*EXERCISE PROMPT*
A single number is expected: the count of lines in the records below that contain "effect".

DATA FOR REVIEW below:

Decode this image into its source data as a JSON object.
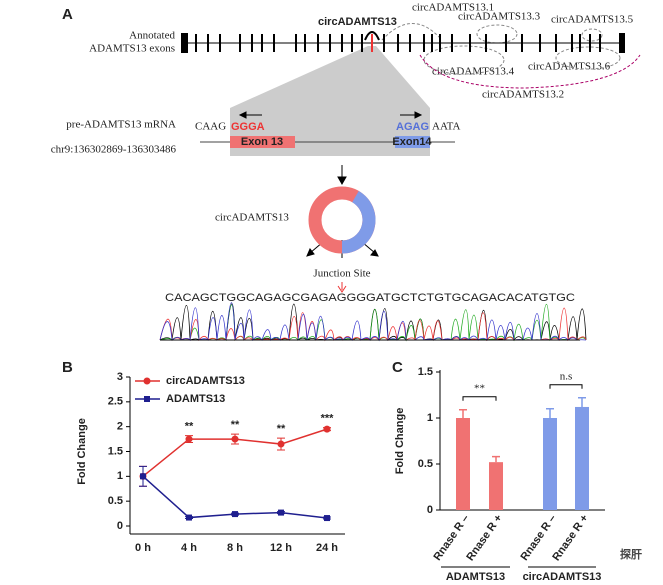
{
  "panel_a": {
    "label": "A",
    "exon_track_label": [
      "Annotated",
      "ADAMTS13 exons"
    ],
    "circ_main": "circADAMTS13",
    "circ_variants": [
      "circADAMTS13.1",
      "circADAMTS13.3",
      "circADAMTS13.5",
      "circADAMTS13.4",
      "circADAMTS13.6",
      "circADAMTS13.2"
    ],
    "mrna_label": "pre-ADAMTS13 mRNA",
    "chr_label": "chr9:136302869-136303486",
    "left_flank": "CAAG",
    "left_seq": "GGGA",
    "right_seq": "AGAG",
    "right_flank": "AATA",
    "exon13": "Exon 13",
    "exon14": "Exon14",
    "circ_label": "circADAMTS13",
    "junction": "Junction Site",
    "sequence": "CACAGCTGGCAGAGCGAGAGGGGATGCTCTGTGCAGACACATGTGC"
  },
  "chart_data": [
    {
      "type": "line",
      "panel": "B",
      "ylabel": "Fold Change",
      "categories": [
        "0 h",
        "4 h",
        "8 h",
        "12 h",
        "24 h"
      ],
      "series": [
        {
          "name": "circADAMTS13",
          "color": "#e0312f",
          "marker": "circle",
          "values": [
            1,
            1.75,
            1.75,
            1.65,
            1.95
          ],
          "errors": [
            0.2,
            0.07,
            0.1,
            0.12,
            0.03
          ]
        },
        {
          "name": "ADAMTS13",
          "color": "#1f1f8f",
          "marker": "square",
          "values": [
            1,
            0.17,
            0.24,
            0.27,
            0.16
          ],
          "errors": [
            0.2,
            0.02,
            0.02,
            0.02,
            0.02
          ]
        }
      ],
      "annotations": [
        null,
        "**",
        "**",
        "**",
        "***"
      ],
      "ylim": [
        0,
        3
      ],
      "yticks": [
        0,
        0.5,
        1,
        1.5,
        2,
        2.5,
        3
      ],
      "legend": "top-left"
    },
    {
      "type": "bar",
      "panel": "C",
      "ylabel": "Fold Change",
      "categories": [
        "Rnase R –",
        "Rnase R +",
        "Rnase R –",
        "Rnase R +"
      ],
      "values": [
        1,
        0.52,
        1,
        1.12
      ],
      "errors": [
        0.09,
        0.06,
        0.1,
        0.1
      ],
      "colors": [
        "#f07272",
        "#f07272",
        "#7f9be8",
        "#7f9be8"
      ],
      "groups": [
        "ADAMTS13",
        "circADAMTS13"
      ],
      "significance": [
        "**",
        "n.s"
      ],
      "ylim": [
        0,
        1.5
      ],
      "yticks": [
        0,
        0.5,
        1,
        1.5
      ]
    }
  ],
  "watermark": "探肝"
}
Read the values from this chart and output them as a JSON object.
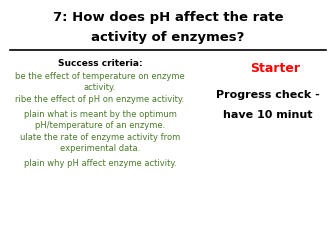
{
  "background_color": "#ffffff",
  "title_line1": "7: How does pH affect the rate",
  "title_line2": "activity of enzymes?",
  "success_criteria_header": "Success criteria:",
  "success_criteria_items": [
    "be the effect of temperature on enzyme\nactivity.",
    "ribe the effect of pH on enzyme activity.",
    "plain what is meant by the optimum\npH/temperature of an enzyme.",
    "ulate the rate of enzyme activity from\nexperimental data.",
    "plain why pH affect enzyme activity."
  ],
  "starter_label": "Starter",
  "starter_color": "#ff0000",
  "progress_line1": "Progress check -",
  "progress_line2": "have 10 minut",
  "title_color": "#000000",
  "criteria_header_color": "#000000",
  "criteria_text_color": "#4a7a2a",
  "progress_color": "#000000",
  "title_fontsize": 9.5,
  "body_fontsize": 6.0,
  "header_fontsize": 6.5,
  "starter_fontsize": 9.0,
  "progress_fontsize": 8.0
}
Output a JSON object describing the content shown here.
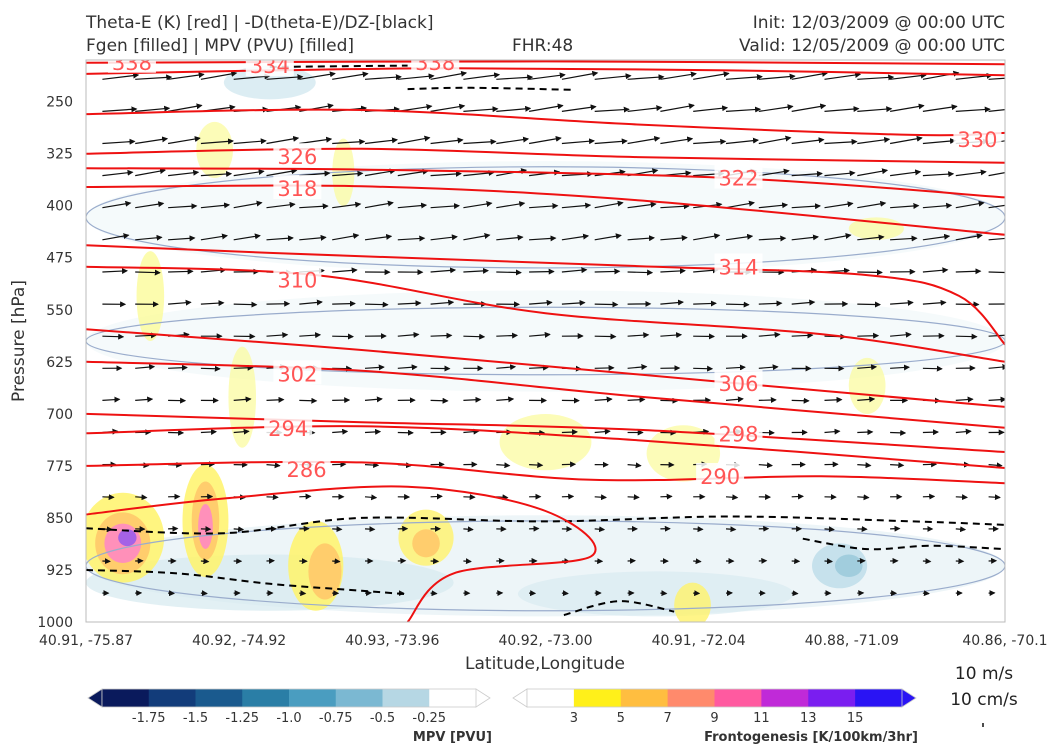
{
  "header": {
    "title_line1": "Theta-E (K) [red] | -D(theta-E)/DZ-[black]",
    "title_line2": "Fgen [filled] | MPV (PVU) [filled]",
    "fhr": "FHR:48",
    "init": "Init: 12/03/2009 @ 00:00 UTC",
    "valid": "Valid: 12/05/2009 @ 00:00 UTC"
  },
  "vector_reference": {
    "line1": "10 m/s",
    "line2": "10 cm/s"
  },
  "colors": {
    "theta_e_contour": "#ee1111",
    "theta_e_label": "#ff5555",
    "stability_contour": "#000000",
    "mpv_outline": "#9aaccc",
    "wind_vector": "#111111"
  },
  "chart_data": {
    "type": "heatmap",
    "xlabel": "Latitude,Longitude",
    "ylabel": "Pressure [hPa]",
    "x_ticks": [
      "40.91, -75.87",
      "40.92, -74.92",
      "40.93, -73.96",
      "40.92, -73.00",
      "40.91, -72.04",
      "40.88, -71.09",
      "40.86, -70.1"
    ],
    "y_ticks": [
      250,
      325,
      400,
      475,
      550,
      625,
      700,
      775,
      850,
      925,
      1000
    ],
    "ylim": [
      1000,
      190
    ],
    "theta_e_labels": [
      {
        "label": "334",
        "x": 0.2,
        "p": 199
      },
      {
        "label": "338",
        "x": 0.05,
        "p": 194
      },
      {
        "label": "338",
        "x": 0.38,
        "p": 194
      },
      {
        "label": "330",
        "x": 0.97,
        "p": 305
      },
      {
        "label": "326",
        "x": 0.23,
        "p": 330
      },
      {
        "label": "322",
        "x": 0.71,
        "p": 361
      },
      {
        "label": "318",
        "x": 0.23,
        "p": 376
      },
      {
        "label": "314",
        "x": 0.71,
        "p": 489
      },
      {
        "label": "310",
        "x": 0.23,
        "p": 508
      },
      {
        "label": "306",
        "x": 0.71,
        "p": 657
      },
      {
        "label": "302",
        "x": 0.23,
        "p": 643
      },
      {
        "label": "298",
        "x": 0.71,
        "p": 730
      },
      {
        "label": "294",
        "x": 0.22,
        "p": 722
      },
      {
        "label": "290",
        "x": 0.69,
        "p": 791
      },
      {
        "label": "286",
        "x": 0.24,
        "p": 781
      }
    ],
    "theta_e_contours": [
      {
        "value": 338,
        "points": [
          [
            0,
            194
          ],
          [
            0.5,
            192
          ],
          [
            1,
            196
          ]
        ]
      },
      {
        "value": 334,
        "points": [
          [
            0,
            210
          ],
          [
            0.2,
            205
          ],
          [
            0.4,
            202
          ],
          [
            0.7,
            205
          ],
          [
            1,
            212
          ]
        ]
      },
      {
        "value": 330,
        "points": [
          [
            0,
            268
          ],
          [
            0.3,
            262
          ],
          [
            0.6,
            283
          ],
          [
            0.9,
            298
          ],
          [
            1,
            295
          ]
        ]
      },
      {
        "value": 326,
        "points": [
          [
            0,
            325
          ],
          [
            0.3,
            318
          ],
          [
            0.6,
            330
          ],
          [
            1,
            338
          ]
        ]
      },
      {
        "value": 322,
        "points": [
          [
            0,
            346
          ],
          [
            0.3,
            348
          ],
          [
            0.7,
            360
          ],
          [
            1,
            388
          ]
        ]
      },
      {
        "value": 318,
        "points": [
          [
            0,
            373
          ],
          [
            0.3,
            372
          ],
          [
            0.6,
            392
          ],
          [
            1,
            442
          ]
        ]
      },
      {
        "value": 314,
        "points": [
          [
            0,
            457
          ],
          [
            0.2,
            468
          ],
          [
            0.6,
            487
          ],
          [
            0.85,
            500
          ],
          [
            0.95,
            530
          ],
          [
            1,
            600
          ]
        ]
      },
      {
        "value": 310,
        "points": [
          [
            0,
            488
          ],
          [
            0.25,
            500
          ],
          [
            0.5,
            555
          ],
          [
            0.8,
            585
          ],
          [
            1,
            625
          ]
        ]
      },
      {
        "value": 306,
        "points": [
          [
            0,
            578
          ],
          [
            0.3,
            608
          ],
          [
            0.7,
            655
          ],
          [
            1,
            690
          ]
        ]
      },
      {
        "value": 302,
        "points": [
          [
            0,
            625
          ],
          [
            0.3,
            638
          ],
          [
            0.6,
            675
          ],
          [
            1,
            720
          ]
        ]
      },
      {
        "value": 298,
        "points": [
          [
            0,
            700
          ],
          [
            0.3,
            712
          ],
          [
            0.6,
            723
          ],
          [
            1,
            755
          ]
        ]
      },
      {
        "value": 294,
        "points": [
          [
            0,
            728
          ],
          [
            0.3,
            718
          ],
          [
            0.6,
            738
          ],
          [
            1,
            778
          ]
        ]
      },
      {
        "value": 290,
        "points": [
          [
            0,
            775
          ],
          [
            0.3,
            770
          ],
          [
            0.55,
            795
          ],
          [
            0.8,
            790
          ],
          [
            1,
            800
          ]
        ]
      },
      {
        "value": 286,
        "points": [
          [
            0,
            845
          ],
          [
            0.15,
            822
          ],
          [
            0.35,
            805
          ],
          [
            0.5,
            840
          ],
          [
            0.55,
            905
          ],
          [
            0.4,
            930
          ],
          [
            0.35,
            1000
          ]
        ]
      }
    ],
    "mpv_colorbar": {
      "title": "MPV [PVU]",
      "tick_labels": [
        "-1.75",
        "-1.5",
        "-1.25",
        "-1.0",
        "-0.75",
        "-0.5",
        "-0.25"
      ],
      "colors": [
        "#0a1a5c",
        "#123c7a",
        "#1a5a8e",
        "#2a7ea6",
        "#4a9dc0",
        "#7bb8d2",
        "#b6d7e4",
        "#ffffff"
      ]
    },
    "fgen_colorbar": {
      "title": "Frontogenesis [K/100km/3hr]",
      "tick_labels": [
        "3",
        "5",
        "7",
        "9",
        "11",
        "13",
        "15"
      ],
      "colors": [
        "#ffffff",
        "#fff01a",
        "#ffbe40",
        "#ff8a6c",
        "#ff5aa0",
        "#c02ad8",
        "#7a1ef0",
        "#2a14f4"
      ]
    }
  }
}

End of DATA FOR REVIEW.

*SOLVED EXERCISE*
2